#### To do
Images are excluded; otherwise, output every record exactly.

#### Raw records

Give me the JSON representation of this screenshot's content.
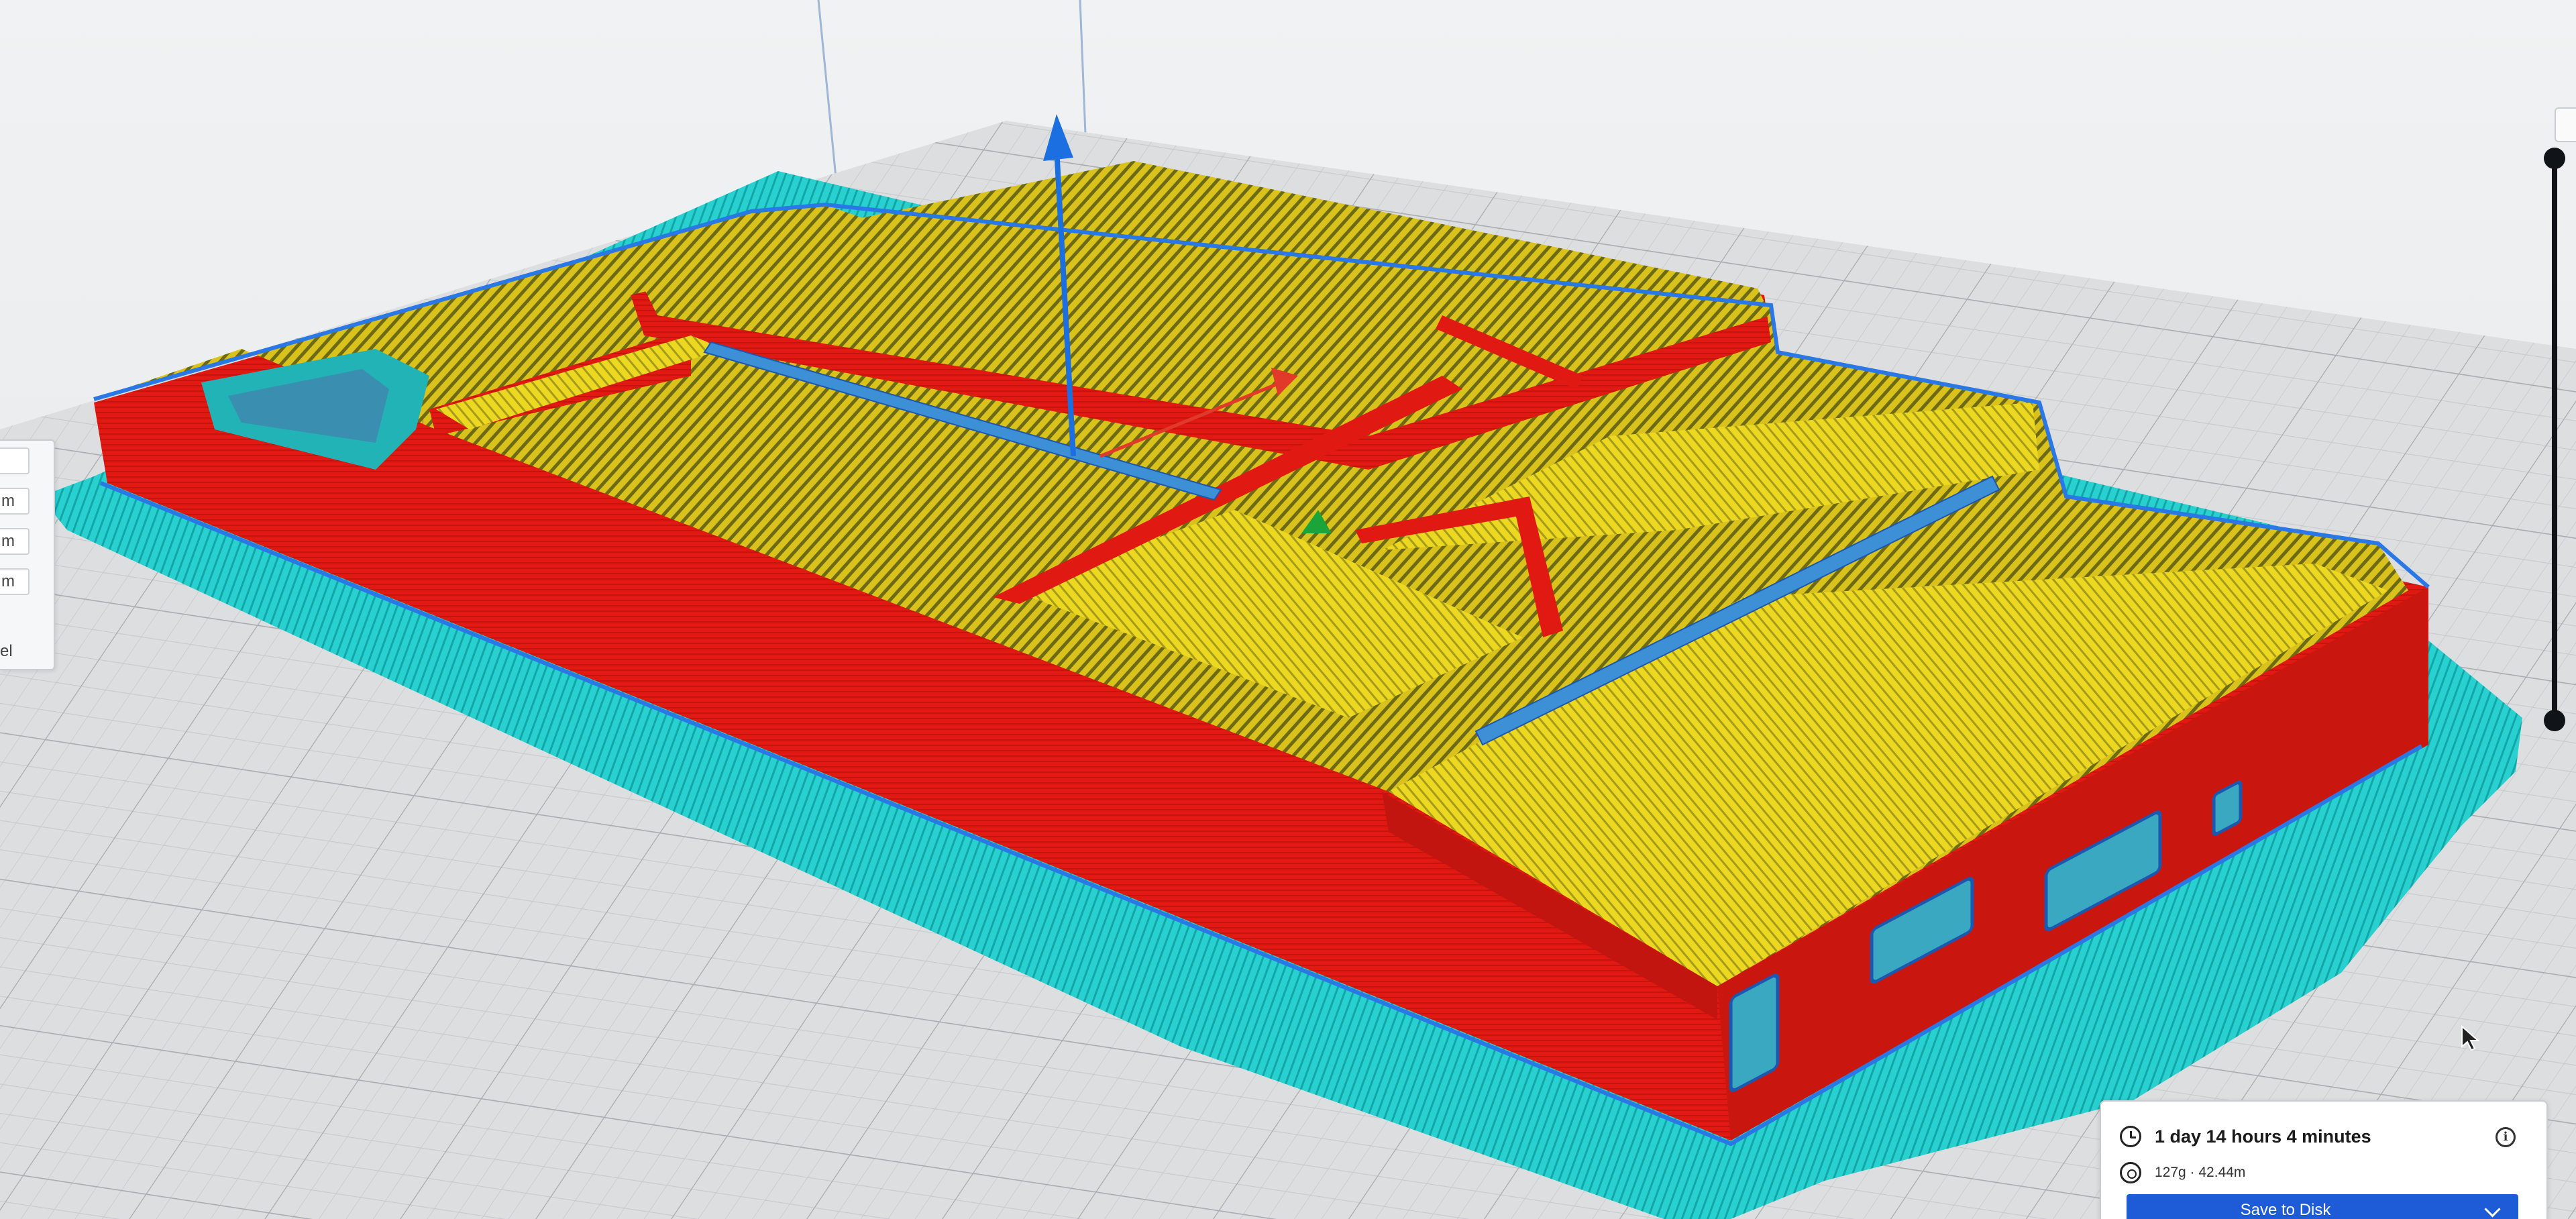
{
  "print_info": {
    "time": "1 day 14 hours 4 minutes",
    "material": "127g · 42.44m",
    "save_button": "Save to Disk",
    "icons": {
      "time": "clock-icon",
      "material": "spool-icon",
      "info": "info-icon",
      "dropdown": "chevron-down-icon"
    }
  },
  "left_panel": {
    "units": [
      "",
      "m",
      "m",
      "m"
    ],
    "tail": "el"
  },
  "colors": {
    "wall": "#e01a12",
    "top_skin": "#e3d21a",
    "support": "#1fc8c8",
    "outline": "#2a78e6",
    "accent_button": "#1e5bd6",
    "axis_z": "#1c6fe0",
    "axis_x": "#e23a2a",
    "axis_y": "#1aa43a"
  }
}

#### Task output
Give me the JSON representation of this screenshot's content.
{
  "print_info": {
    "time": "1 day 14 hours 4 minutes",
    "material": "127g · 42.44m",
    "save_button": "Save to Disk",
    "icons": {
      "time": "clock-icon",
      "material": "spool-icon",
      "info": "info-icon",
      "dropdown": "chevron-down-icon"
    }
  },
  "left_panel": {
    "units": [
      "",
      "m",
      "m",
      "m"
    ],
    "tail": "el"
  },
  "colors": {
    "wall": "#e01a12",
    "top_skin": "#e3d21a",
    "support": "#1fc8c8",
    "outline": "#2a78e6",
    "accent_button": "#1e5bd6",
    "axis_z": "#1c6fe0",
    "axis_x": "#e23a2a",
    "axis_y": "#1aa43a"
  }
}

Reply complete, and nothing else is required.